Copy each line of the records that holds the string "JSON".

---- Provided information

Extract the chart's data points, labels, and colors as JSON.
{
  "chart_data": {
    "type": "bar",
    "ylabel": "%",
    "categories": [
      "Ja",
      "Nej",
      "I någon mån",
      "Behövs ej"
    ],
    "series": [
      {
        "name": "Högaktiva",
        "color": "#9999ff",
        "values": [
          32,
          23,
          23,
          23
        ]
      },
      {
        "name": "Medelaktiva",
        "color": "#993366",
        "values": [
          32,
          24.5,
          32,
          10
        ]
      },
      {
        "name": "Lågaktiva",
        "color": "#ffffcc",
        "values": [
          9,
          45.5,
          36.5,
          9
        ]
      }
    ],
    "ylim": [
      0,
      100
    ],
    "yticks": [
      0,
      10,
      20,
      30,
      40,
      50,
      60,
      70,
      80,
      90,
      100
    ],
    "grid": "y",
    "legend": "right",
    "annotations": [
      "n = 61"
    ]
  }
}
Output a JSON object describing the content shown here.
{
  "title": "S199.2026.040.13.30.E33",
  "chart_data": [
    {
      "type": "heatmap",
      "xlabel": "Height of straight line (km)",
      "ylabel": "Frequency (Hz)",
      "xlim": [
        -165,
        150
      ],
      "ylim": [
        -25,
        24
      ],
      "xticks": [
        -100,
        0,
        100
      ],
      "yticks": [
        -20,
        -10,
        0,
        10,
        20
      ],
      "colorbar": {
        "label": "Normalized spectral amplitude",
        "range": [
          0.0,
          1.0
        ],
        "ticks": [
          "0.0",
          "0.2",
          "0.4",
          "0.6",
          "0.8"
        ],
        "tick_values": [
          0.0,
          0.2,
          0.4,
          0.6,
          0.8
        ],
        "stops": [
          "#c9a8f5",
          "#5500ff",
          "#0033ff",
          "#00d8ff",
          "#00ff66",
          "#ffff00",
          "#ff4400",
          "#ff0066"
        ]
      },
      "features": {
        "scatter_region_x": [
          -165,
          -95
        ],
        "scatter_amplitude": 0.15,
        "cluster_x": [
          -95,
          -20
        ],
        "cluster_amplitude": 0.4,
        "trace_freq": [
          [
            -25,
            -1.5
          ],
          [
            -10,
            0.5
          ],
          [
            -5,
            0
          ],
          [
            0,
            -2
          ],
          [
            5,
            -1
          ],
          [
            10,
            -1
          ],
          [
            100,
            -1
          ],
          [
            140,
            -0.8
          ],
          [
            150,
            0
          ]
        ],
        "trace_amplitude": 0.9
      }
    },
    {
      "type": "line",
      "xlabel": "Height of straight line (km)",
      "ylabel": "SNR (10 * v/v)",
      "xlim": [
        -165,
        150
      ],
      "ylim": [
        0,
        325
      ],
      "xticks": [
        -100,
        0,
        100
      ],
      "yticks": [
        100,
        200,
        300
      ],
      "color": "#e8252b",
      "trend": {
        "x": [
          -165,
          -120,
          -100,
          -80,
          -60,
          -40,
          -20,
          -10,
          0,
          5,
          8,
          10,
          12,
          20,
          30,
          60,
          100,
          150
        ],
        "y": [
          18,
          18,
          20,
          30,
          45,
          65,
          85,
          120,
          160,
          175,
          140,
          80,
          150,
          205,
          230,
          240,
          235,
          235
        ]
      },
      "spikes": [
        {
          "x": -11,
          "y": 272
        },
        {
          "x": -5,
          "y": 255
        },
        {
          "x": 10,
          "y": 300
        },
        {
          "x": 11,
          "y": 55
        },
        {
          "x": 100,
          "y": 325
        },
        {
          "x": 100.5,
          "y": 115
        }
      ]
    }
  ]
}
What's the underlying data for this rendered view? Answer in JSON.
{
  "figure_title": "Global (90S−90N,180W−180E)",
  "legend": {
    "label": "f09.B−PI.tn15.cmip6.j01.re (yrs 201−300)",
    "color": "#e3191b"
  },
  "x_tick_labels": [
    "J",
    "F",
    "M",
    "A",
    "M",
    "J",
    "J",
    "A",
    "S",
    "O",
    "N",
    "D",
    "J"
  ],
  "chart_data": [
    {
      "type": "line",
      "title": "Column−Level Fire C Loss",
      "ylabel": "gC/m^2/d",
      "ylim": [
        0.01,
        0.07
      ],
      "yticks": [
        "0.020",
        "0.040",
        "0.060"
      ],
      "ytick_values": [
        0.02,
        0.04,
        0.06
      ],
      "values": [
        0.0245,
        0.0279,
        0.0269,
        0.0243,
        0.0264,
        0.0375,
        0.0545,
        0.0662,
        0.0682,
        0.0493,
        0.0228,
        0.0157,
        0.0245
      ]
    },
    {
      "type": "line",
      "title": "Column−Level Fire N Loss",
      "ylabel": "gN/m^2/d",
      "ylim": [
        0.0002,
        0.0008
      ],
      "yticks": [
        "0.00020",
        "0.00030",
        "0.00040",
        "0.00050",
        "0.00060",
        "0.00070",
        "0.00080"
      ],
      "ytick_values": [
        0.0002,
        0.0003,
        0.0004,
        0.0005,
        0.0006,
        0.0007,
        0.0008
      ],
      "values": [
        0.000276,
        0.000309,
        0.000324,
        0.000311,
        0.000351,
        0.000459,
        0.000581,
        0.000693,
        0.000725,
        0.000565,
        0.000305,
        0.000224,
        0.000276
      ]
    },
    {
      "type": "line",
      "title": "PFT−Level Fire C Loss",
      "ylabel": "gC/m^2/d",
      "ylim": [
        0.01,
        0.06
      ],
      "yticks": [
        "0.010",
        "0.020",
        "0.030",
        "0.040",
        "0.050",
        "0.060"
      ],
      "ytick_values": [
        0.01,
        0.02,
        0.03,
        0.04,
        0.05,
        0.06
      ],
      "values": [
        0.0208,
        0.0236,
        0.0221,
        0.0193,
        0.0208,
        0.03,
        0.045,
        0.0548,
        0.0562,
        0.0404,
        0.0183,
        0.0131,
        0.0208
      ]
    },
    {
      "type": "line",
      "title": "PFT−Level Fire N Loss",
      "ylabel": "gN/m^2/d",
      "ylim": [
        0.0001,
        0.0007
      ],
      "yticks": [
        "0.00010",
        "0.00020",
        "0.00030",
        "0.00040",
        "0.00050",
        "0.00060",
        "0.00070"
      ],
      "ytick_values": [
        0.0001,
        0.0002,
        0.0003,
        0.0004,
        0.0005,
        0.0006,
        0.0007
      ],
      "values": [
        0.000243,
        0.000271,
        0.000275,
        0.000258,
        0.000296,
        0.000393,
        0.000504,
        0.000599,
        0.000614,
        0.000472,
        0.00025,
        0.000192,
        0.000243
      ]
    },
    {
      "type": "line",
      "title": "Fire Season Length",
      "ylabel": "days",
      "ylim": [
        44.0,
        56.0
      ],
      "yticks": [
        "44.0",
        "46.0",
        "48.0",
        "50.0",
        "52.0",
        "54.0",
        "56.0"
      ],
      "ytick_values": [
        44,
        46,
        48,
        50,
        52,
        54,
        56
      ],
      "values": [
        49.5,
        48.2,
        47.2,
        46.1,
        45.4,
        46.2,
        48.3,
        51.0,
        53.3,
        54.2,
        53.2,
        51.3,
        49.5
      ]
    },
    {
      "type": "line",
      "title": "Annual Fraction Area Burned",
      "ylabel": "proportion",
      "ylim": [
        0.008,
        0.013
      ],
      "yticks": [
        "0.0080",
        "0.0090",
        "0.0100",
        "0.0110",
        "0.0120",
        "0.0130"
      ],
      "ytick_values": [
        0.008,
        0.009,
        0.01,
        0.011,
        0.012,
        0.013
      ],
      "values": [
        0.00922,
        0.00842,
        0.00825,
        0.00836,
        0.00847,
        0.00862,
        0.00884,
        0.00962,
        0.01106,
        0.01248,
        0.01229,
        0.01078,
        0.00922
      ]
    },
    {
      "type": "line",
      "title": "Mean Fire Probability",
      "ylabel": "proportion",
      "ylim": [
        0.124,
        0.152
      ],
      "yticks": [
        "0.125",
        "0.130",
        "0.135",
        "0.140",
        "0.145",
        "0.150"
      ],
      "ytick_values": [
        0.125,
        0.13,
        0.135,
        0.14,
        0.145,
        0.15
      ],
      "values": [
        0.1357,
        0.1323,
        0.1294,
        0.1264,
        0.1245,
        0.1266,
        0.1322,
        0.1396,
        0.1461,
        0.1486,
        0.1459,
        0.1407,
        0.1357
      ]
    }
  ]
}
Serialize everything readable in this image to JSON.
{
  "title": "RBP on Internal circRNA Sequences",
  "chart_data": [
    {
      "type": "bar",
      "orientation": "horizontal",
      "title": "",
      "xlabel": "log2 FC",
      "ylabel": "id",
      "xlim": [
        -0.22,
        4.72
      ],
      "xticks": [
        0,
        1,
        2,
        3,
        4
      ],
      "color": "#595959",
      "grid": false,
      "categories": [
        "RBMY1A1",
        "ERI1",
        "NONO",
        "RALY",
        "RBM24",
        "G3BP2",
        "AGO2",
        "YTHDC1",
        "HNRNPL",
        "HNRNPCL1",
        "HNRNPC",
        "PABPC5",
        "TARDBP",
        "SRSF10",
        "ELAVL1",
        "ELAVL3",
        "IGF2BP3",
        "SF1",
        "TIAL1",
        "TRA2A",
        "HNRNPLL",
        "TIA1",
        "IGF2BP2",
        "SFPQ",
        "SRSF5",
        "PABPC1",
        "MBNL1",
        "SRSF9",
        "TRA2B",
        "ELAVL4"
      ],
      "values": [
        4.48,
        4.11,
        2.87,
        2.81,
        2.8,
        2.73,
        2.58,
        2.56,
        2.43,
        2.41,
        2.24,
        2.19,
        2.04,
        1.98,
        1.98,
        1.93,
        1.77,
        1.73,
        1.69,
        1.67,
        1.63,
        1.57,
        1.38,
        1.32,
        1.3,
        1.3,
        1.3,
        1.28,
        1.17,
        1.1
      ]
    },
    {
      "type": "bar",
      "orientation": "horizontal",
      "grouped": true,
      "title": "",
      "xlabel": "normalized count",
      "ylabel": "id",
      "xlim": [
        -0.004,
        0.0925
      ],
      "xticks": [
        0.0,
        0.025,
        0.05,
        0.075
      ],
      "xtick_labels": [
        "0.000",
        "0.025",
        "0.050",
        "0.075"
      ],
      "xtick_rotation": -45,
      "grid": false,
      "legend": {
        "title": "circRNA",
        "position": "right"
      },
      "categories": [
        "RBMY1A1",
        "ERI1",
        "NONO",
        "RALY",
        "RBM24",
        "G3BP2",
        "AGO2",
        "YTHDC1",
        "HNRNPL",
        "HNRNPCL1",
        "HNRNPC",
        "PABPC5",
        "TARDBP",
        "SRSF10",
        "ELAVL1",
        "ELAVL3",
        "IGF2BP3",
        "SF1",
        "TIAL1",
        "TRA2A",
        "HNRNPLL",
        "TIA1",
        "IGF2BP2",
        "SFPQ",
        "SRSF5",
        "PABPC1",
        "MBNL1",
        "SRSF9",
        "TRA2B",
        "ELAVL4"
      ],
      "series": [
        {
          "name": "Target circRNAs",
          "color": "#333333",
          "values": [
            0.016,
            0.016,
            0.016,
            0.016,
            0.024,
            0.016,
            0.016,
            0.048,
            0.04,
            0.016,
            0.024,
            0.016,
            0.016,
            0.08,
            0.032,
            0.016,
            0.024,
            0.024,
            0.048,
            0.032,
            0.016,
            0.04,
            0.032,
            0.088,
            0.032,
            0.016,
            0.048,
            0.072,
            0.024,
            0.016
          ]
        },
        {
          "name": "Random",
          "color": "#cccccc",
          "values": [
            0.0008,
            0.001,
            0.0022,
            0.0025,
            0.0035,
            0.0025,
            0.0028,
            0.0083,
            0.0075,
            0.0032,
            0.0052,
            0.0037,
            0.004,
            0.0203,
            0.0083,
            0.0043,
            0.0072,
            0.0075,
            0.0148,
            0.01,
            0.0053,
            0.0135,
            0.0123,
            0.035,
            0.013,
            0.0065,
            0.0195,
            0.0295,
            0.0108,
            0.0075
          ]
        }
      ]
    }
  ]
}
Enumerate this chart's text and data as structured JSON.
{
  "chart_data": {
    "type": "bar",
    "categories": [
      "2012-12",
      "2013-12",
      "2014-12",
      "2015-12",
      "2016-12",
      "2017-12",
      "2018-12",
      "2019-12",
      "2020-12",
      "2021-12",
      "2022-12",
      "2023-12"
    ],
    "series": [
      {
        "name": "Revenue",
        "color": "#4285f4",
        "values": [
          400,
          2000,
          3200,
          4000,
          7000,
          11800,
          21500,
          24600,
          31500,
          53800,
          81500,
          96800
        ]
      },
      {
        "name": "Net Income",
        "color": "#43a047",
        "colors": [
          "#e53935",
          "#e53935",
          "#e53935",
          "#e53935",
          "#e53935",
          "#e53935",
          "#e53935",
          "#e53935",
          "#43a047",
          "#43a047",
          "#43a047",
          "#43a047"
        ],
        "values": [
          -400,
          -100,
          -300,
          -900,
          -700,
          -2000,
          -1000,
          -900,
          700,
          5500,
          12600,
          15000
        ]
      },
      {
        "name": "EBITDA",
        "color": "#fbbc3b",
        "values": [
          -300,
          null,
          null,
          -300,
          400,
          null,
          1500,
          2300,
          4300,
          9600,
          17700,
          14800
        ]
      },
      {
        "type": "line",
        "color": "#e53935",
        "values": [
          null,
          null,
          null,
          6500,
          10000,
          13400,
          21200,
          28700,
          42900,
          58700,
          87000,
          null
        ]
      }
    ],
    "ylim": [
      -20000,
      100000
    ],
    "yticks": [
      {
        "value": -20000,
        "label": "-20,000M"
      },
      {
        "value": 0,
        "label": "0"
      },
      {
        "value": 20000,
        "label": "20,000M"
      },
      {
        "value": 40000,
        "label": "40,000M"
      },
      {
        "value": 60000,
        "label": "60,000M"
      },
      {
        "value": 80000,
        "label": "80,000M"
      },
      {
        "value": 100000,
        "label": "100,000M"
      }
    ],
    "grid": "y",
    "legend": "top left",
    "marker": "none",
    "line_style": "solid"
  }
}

--------

**The reply**
Extract the chart's data points, labels, and colors as JSON.
Output a JSON object describing the content shown here.
What's the underlying data for this rendered view? Answer in JSON.
Serialize everything readable in this image to JSON.
Enumerate this chart's text and data as structured JSON.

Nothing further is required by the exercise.